▶ _Work required_
Would you quote every entry exactly, dropping only the pictures?
------ Entries shown
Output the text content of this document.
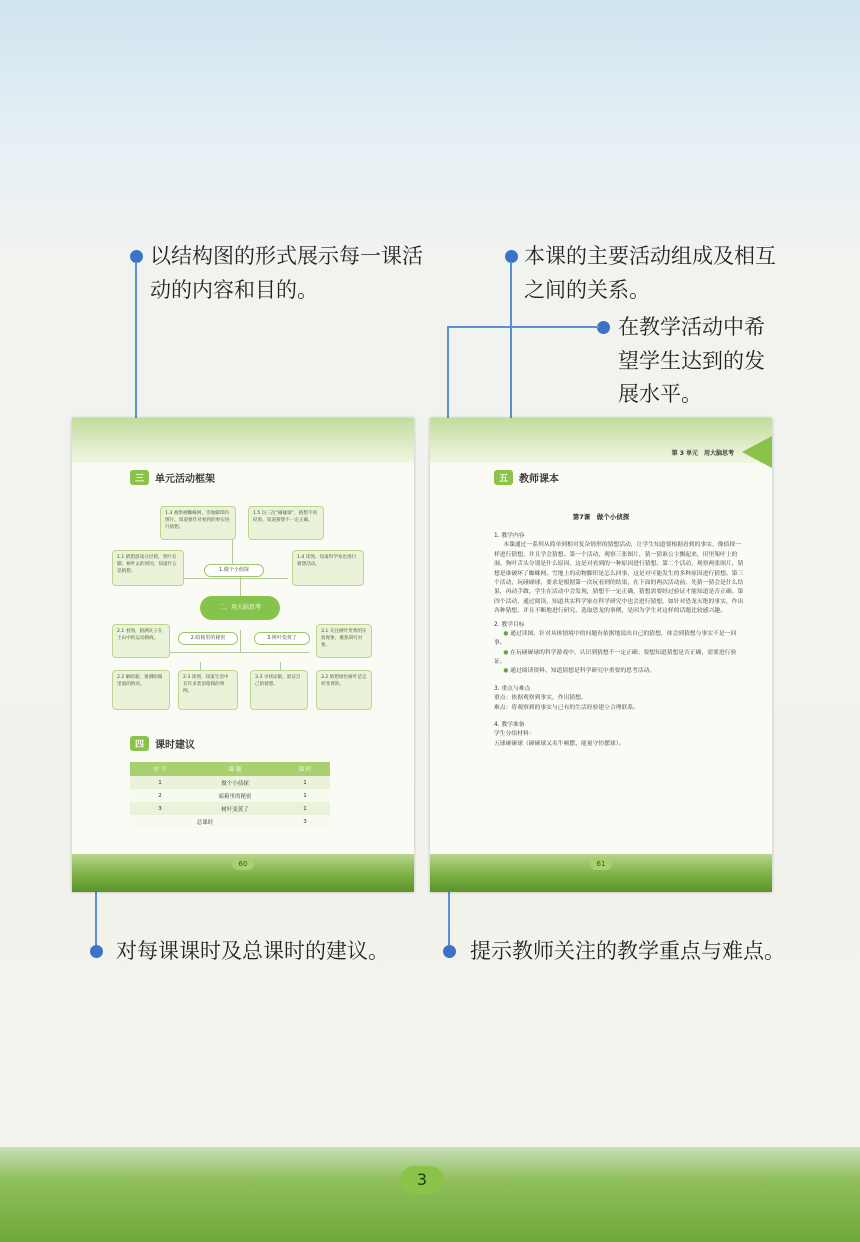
以结构图的形式展示每一课活
动的内容和目的。
本课的主要活动组成及相互
之间的关系。
在教学活动中希
望学生达到的发
展水平。
对每课课时及总课时的建议。	提示教师关注的教学重点与难点。
三	单元活动框架
1.3 观察被蜘蛛网、雪地脚印的图片，知道要针对看到的事实进行猜想。
1.5 玩三次“碰碰球”，猜想不同结果，知道猜想不一定正确。
1.1 猜想游戏分层猜，变叶有脚，树叶去的原因，知道什么是猜想。	1.做个小侦探
1.4 读图，知道科学家也进行猜想活动。
二、用大脑思考
2.1 看图，猜测瓦子在土山中的运动路线。	2.暗箱里的秘密	3.树叶变黄了
3.1 关注树叶变黄的实验现象，聚焦研究对象。
2.2 解暗箱，猜测暗箱里面的情况。
2.3 读图，知道生活中有许多类似暗箱的事例。
3.3 寻找证据，验证自己的猜想。
3.2 猜想绿色树叶是怎样变黄的。
四	课时建议
序 号	课 题	课 时
1	做个小侦探	1
2	暗箱里的秘密	1
3	树叶变黄了	1
总课时		3
60
第 3 单元　用大脑思考
五	教师课本
第7课　做个小侦探

1. 教学内容

本课通过一系列从简单到相对复杂情形的猜想活动，让学生知道要根据看到的事实，像侦探一样进行猜想，并且学会猜想。第一个活动，观察三张图片，猜一猜谁公主飘起来，田里架叶上的洞、狗叶舌头分别是什么原因，这是对看到的一种原因进行猜想。第二个活动，观察两张图片，猜想是谁破坏了蜘蛛网、雪地上的动物脚印是怎么回事，这是对可能发生的多种原因进行猜想。第三个活动，玩碰碰球，要求是根据第一次玩看到的结果，在下面的两次活动前，先猜一猜会是什么结果，再动手做。学生在活动中会发现，猜想不一定正确，猜想需要经过验证才能知道是否正确。第四个活动，通过阅读，知道其实科学家在科学研究中也会进行猜想，如针对恐龙灭绝的事实，作出各种猜想，并且不断地进行研究、选取恐龙的事例，是因为学生对这样的话题比较感兴趣。

2. 教学目标

● 通过读图，针对具体情境中的问题有依据地说出自己的猜想，体会到猜想与事实不是一回事。

● 在玩碰碰球的科学游戏中，认识到猜想不一定正确；要想知道猜想是否正确，需要进行验证。

● 通过阅读资料，知道猜想是科学研究中重要的思考活动。

3. 重点与难点

重点：依据观察到事实，作出猜想。

难点：将观察到的事实与已有的生活经验建立合理联系。

4. 教学准备

学生分组材料：

五球碰碰球（碰碰球又名牛顿摆、能量守恒摆球）。

61
3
------------
▶ _Task result_
Output the text content of this document.
以结构图的形式展示每一课活
动的内容和目的。
本课的主要活动组成及相互
之间的关系。
在教学活动中希
望学生达到的发
展水平。
对每课课时及总课时的建议。	提示教师关注的教学重点与难点。
三	单元活动框架
1.3 观察被蜘蛛网、雪地脚印的图片，知道要针对看到的事实进行猜想。
1.5 玩三次“碰碰球”，猜想不同结果，知道猜想不一定正确。
1.1 猜想游戏分层猜，变叶有脚，树叶去的原因，知道什么是猜想。	1.做个小侦探
1.4 读图，知道科学家也进行猜想活动。
二、用大脑思考
2.1 看图，猜测瓦子在土山中的运动路线。	2.暗箱里的秘密	3.树叶变黄了
3.1 关注树叶变黄的实验现象，聚焦研究对象。
2.2 解暗箱，猜测暗箱里面的情况。
2.3 读图，知道生活中有许多类似暗箱的事例。
3.3 寻找证据，验证自己的猜想。
3.2 猜想绿色树叶是怎样变黄的。
四	课时建议
序 号	课 题	课 时
1	做个小侦探	1
2	暗箱里的秘密	1
3	树叶变黄了	1
总课时		3
60
第 3 单元　用大脑思考
五	教师课本
第7课　做个小侦探

1. 教学内容

本课通过一系列从简单到相对复杂情形的猜想活动，让学生知道要根据看到的事实，像侦探一样进行猜想，并且学会猜想。第一个活动，观察三张图片，猜一猜谁公主飘起来，田里架叶上的洞、狗叶舌头分别是什么原因，这是对看到的一种原因进行猜想。第二个活动，观察两张图片，猜想是谁破坏了蜘蛛网、雪地上的动物脚印是怎么回事，这是对可能发生的多种原因进行猜想。第三个活动，玩碰碰球，要求是根据第一次玩看到的结果，在下面的两次活动前，先猜一猜会是什么结果，再动手做。学生在活动中会发现，猜想不一定正确，猜想需要经过验证才能知道是否正确。第四个活动，通过阅读，知道其实科学家在科学研究中也会进行猜想，如针对恐龙灭绝的事实，作出各种猜想，并且不断地进行研究、选取恐龙的事例，是因为学生对这样的话题比较感兴趣。

2. 教学目标

● 通过读图，针对具体情境中的问题有依据地说出自己的猜想，体会到猜想与事实不是一回事。

● 在玩碰碰球的科学游戏中，认识到猜想不一定正确；要想知道猜想是否正确，需要进行验证。

● 通过阅读资料，知道猜想是科学研究中重要的思考活动。

3. 重点与难点

重点：依据观察到事实，作出猜想。

难点：将观察到的事实与已有的生活经验建立合理联系。

4. 教学准备

学生分组材料：

五球碰碰球（碰碰球又名牛顿摆、能量守恒摆球）。

61
3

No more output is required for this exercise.